-- start of RECORDS SUPPLIED --

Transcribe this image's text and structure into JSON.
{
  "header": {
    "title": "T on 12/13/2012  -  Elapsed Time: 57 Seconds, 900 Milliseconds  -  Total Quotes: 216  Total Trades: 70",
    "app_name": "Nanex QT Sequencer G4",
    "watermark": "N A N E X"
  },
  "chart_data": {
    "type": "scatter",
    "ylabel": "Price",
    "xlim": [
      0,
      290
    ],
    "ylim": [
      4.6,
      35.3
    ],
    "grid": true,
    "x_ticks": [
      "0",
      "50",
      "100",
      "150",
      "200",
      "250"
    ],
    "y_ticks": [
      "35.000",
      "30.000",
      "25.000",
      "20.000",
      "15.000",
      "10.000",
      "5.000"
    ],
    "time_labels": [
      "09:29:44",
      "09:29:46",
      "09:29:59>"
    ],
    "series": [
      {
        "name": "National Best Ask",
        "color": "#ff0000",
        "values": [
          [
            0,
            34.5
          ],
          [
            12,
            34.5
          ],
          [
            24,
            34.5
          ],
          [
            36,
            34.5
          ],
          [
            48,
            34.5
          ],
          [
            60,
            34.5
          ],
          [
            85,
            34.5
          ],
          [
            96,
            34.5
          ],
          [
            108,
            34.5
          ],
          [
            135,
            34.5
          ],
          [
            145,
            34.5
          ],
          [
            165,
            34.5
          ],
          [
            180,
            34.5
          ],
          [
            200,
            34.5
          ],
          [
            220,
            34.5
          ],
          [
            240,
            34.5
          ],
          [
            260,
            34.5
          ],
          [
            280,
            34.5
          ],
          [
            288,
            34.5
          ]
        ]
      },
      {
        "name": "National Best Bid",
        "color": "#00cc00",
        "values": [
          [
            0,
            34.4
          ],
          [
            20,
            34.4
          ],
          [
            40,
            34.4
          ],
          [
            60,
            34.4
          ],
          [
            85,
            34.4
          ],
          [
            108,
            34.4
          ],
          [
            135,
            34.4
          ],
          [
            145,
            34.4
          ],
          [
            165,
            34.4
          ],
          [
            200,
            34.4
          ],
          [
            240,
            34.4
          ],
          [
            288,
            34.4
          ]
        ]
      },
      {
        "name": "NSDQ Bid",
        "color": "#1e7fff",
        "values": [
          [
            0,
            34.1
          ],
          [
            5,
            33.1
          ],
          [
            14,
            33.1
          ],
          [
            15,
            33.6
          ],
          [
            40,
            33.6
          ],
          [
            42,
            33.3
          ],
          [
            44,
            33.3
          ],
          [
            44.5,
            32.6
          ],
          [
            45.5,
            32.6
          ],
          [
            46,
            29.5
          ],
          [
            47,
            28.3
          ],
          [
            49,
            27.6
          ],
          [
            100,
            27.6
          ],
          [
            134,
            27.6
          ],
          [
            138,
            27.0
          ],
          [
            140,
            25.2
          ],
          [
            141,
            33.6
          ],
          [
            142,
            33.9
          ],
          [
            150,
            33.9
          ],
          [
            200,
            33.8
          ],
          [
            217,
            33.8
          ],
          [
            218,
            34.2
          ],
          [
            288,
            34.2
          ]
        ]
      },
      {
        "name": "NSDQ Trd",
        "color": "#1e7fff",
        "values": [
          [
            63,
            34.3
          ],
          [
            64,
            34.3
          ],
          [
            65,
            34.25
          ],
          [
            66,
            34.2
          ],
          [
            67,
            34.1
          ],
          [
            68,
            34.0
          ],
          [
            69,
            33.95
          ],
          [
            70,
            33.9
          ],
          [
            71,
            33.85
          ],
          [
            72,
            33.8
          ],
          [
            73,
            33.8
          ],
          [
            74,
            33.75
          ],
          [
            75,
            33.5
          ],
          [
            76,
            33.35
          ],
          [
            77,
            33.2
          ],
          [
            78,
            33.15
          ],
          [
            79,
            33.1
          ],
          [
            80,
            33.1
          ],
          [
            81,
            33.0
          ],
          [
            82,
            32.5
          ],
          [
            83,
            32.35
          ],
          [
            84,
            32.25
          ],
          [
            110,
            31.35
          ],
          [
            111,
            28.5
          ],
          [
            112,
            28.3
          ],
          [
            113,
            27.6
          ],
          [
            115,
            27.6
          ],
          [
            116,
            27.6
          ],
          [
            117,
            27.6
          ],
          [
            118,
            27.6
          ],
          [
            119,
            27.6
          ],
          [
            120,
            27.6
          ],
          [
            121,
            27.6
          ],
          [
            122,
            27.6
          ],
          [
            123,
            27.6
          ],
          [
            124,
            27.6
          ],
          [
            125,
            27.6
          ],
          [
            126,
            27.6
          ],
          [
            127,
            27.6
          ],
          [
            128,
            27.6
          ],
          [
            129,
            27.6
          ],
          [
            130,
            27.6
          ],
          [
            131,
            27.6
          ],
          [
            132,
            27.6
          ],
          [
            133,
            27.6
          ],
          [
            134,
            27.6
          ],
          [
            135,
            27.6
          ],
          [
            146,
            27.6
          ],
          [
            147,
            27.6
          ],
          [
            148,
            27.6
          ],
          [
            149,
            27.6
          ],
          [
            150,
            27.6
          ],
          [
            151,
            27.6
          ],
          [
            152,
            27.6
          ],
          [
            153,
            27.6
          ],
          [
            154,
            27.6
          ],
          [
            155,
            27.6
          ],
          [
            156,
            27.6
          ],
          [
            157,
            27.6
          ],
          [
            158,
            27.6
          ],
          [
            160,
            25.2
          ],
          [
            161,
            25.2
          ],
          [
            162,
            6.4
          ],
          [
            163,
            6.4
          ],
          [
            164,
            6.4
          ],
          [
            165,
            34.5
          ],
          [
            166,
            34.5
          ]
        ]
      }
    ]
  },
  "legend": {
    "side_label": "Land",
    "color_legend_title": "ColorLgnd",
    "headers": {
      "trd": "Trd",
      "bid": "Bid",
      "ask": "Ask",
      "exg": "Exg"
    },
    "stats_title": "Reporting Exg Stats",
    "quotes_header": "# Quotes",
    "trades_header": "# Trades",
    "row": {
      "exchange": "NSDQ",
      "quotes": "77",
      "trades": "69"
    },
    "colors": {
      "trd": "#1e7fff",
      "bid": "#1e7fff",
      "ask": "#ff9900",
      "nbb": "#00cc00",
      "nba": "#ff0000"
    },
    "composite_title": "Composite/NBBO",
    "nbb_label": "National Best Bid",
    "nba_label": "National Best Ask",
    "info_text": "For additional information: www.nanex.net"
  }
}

-- end of RECORDS SUPPLIED --

OBJECTIVE: Scan the material above. Copy each line where "Best" occurs.

EXPECTED ANSWER:
        "name": "National Best Ask",
        "name": "National Best Bid",
    "nbb_label": "National Best Bid",
    "nba_label": "National Best Ask",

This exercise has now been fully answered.